STATED GOAL:
Give the lines of the data below as a numbered list, starting at the line that contains "nomogram-tick-label: 7 — [223, 386, 225, 390]" and ending at the line that contains "y-axis-label: Sensitivity(%) — [175, 25, 184, 75]", and leave out any blank lines.

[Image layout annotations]
────────

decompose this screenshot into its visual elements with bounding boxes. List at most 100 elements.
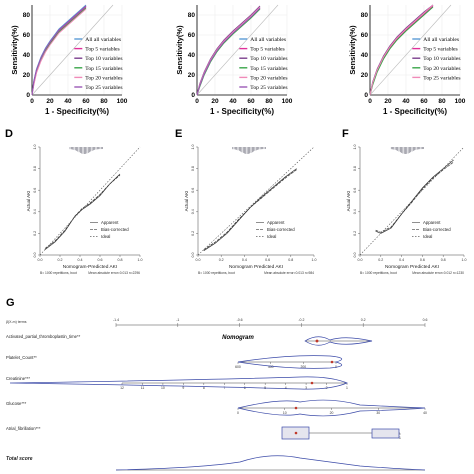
nomogram-tick-label: 7 — [223, 386, 225, 390]
y-tick-label: 0.2 — [33, 231, 37, 236]
nomogram-tick-label: 9 — [182, 386, 184, 390]
y-tick-label: 20 — [361, 72, 369, 79]
y-tick-label: 0.6 — [191, 188, 195, 193]
x-tick-label: 80 — [265, 98, 273, 105]
y-tick-label: 60 — [188, 32, 196, 39]
roc-panels: 0 20 40 60 80 100 0 20 40 60 80 1 - Specificity(%) S… — [10, 4, 466, 116]
y-axis-label: Sensitivity(%) — [175, 25, 184, 75]
y-tick-label: 0.0 — [191, 253, 195, 258]
x-tick-label: 40 — [229, 98, 237, 105]
footer-left: B= 1000 repetitions, boot — [198, 271, 235, 275]
legend-entry: All all variables — [250, 37, 286, 43]
platelet-distribution — [237, 355, 343, 369]
x-tick-label: 60 — [82, 98, 90, 105]
nomogram-tick-label: 8 — [203, 386, 205, 390]
y-tick-label: 40 — [188, 52, 196, 59]
nomogram-tick-label: 40 — [423, 411, 427, 415]
y-tick-label: 0.6 — [353, 188, 357, 193]
x-tick-label: 80 — [438, 98, 446, 105]
x-tick-label: 0.0 — [196, 258, 201, 262]
x-tick-label: 100 — [117, 98, 128, 105]
x-tick-label: 0.0 — [38, 258, 43, 262]
patient-value-marker — [294, 406, 298, 410]
y-tick-label: 1.0 — [33, 145, 37, 150]
y-tick-label: 1.0 — [353, 145, 357, 150]
legend-entry: Top 10 variables — [423, 56, 460, 62]
y-tick-label: 0 — [364, 92, 368, 99]
x-axis-label: 1 - Specificity(%) — [383, 107, 447, 116]
y-axis-label: Actual AKI — [346, 191, 351, 212]
calibration-line-apparent — [203, 168, 297, 251]
af-box-1 — [371, 428, 400, 439]
top-tick-label: -0.2 — [298, 318, 304, 322]
nomogram-tick-label: 200 — [300, 365, 306, 369]
y-tick-label: 0.0 — [353, 253, 357, 258]
nomogram-title: Nomogram — [222, 335, 254, 341]
panel-label: E — [175, 128, 182, 140]
y-tick-label: 80 — [188, 12, 196, 19]
patient-value-marker — [330, 360, 334, 364]
legend-entry: Apparent — [101, 220, 119, 225]
roc-series-line — [31, 8, 87, 96]
calibration-line-ideal — [39, 146, 141, 256]
nomogram-tick-label: 400 — [268, 365, 274, 369]
footer-right: Mean absolute error=0.012 n=1230 — [412, 271, 464, 275]
y-tick-label: 40 — [23, 52, 31, 59]
x-tick-label: 0.4 — [399, 258, 404, 262]
roc-panel-3: 0 20 40 60 80 100 0 20 40 60 80 1 - Specificity(%) S… — [348, 4, 466, 116]
y-tick-label: 40 — [361, 52, 369, 59]
x-tick-label: 80 — [100, 98, 108, 105]
nomogram-tick-label: 11 — [141, 386, 145, 390]
y-tick-label: 0.4 — [33, 209, 37, 214]
nomogram-top-label: β(X-m) terms — [6, 320, 27, 324]
nomogram-tick-label: 1 — [346, 386, 348, 390]
diagonal-reference — [31, 4, 114, 96]
panel-label: F — [342, 128, 349, 140]
legend-entry: Top 15 variables — [250, 66, 287, 72]
footer-left: B= 1000 repetitions, boot — [40, 271, 77, 275]
calibration-line-bias-corrected — [203, 169, 297, 250]
calibration-line-apparent — [375, 159, 454, 234]
calibration-line-ideal — [197, 146, 315, 256]
y-axis-label: Actual AKI — [26, 191, 31, 212]
x-tick-label: 0.8 — [288, 258, 293, 262]
x-tick-label: 0.2 — [378, 258, 383, 262]
roc-series-line — [369, 4, 434, 96]
y-tick-label: 0.2 — [191, 231, 195, 236]
patient-value-marker — [310, 381, 314, 385]
y-tick-label: 0.4 — [191, 209, 195, 214]
y-tick-label: 20 — [188, 72, 196, 79]
x-tick-label: 100 — [455, 98, 466, 105]
legend-entry: Bias-corrected — [101, 227, 129, 232]
legend-entry: Ideal — [423, 234, 432, 239]
y-axis-label: Sensitivity(%) — [10, 25, 19, 75]
x-tick-label: 1.0 — [312, 258, 317, 262]
patient-value-marker — [294, 431, 298, 435]
y-tick-label: 80 — [23, 12, 31, 19]
legend-entry: Apparent — [267, 220, 285, 225]
y-tick-label: 0.2 — [353, 231, 357, 236]
legend-entry: Top 20 variables — [250, 75, 287, 81]
total-score-distribution — [115, 455, 426, 471]
legend-entry: Top 25 variables — [423, 75, 460, 81]
nomogram-tick-label: 20 — [330, 411, 334, 415]
legend-entry: Top 10 variables — [250, 56, 287, 62]
legend-entry: Top 25 variables — [85, 85, 122, 91]
roc-series-line — [31, 5, 87, 96]
x-tick-label: 20 — [384, 98, 392, 105]
glucose-distribution — [237, 399, 426, 417]
nomogram-row-label: Platelet_Count** — [6, 355, 37, 360]
x-tick-label: 0.4 — [78, 258, 83, 262]
nomogram-tick-label: 12 — [120, 386, 124, 390]
legend-entry: Bias-corrected — [423, 227, 451, 232]
legend-entry: Top 10 variables — [85, 56, 122, 62]
footer-right: Mean absolute error=0.013 n=984 — [264, 271, 314, 275]
x-tick-label: 0.8 — [441, 258, 446, 262]
nomogram-row-label: Total score — [6, 456, 33, 462]
x-tick-label: 20 — [211, 98, 219, 105]
x-axis-label: Nomogram Predicted AKI — [385, 264, 439, 270]
y-axis-label: Sensitivity(%) — [348, 25, 357, 75]
roc-panel-1: 0 20 40 60 80 100 0 20 40 60 80 1 - Specificity(%) S… — [10, 4, 128, 116]
y-tick-label: 0.8 — [353, 166, 357, 171]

────────

COMPLETE OUTPUT:
1. nomogram-tick-label: 7 — [223, 386, 225, 390]
2. y-tick-label: 0.2 — [33, 231, 37, 236]
3. nomogram-tick-label: 9 — [182, 386, 184, 390]
4. y-tick-label: 20 — [361, 72, 369, 79]
5. y-tick-label: 0.6 — [191, 188, 195, 193]
6. x-tick-label: 80 — [265, 98, 273, 105]
7. y-tick-label: 60 — [188, 32, 196, 39]
8. roc-panels: 0 20 40 60 80 100 0 20 40 60 80 1 - Specificity(%) S… — [10, 4, 466, 116]
9. y-axis-label: Sensitivity(%) — [175, 25, 184, 75]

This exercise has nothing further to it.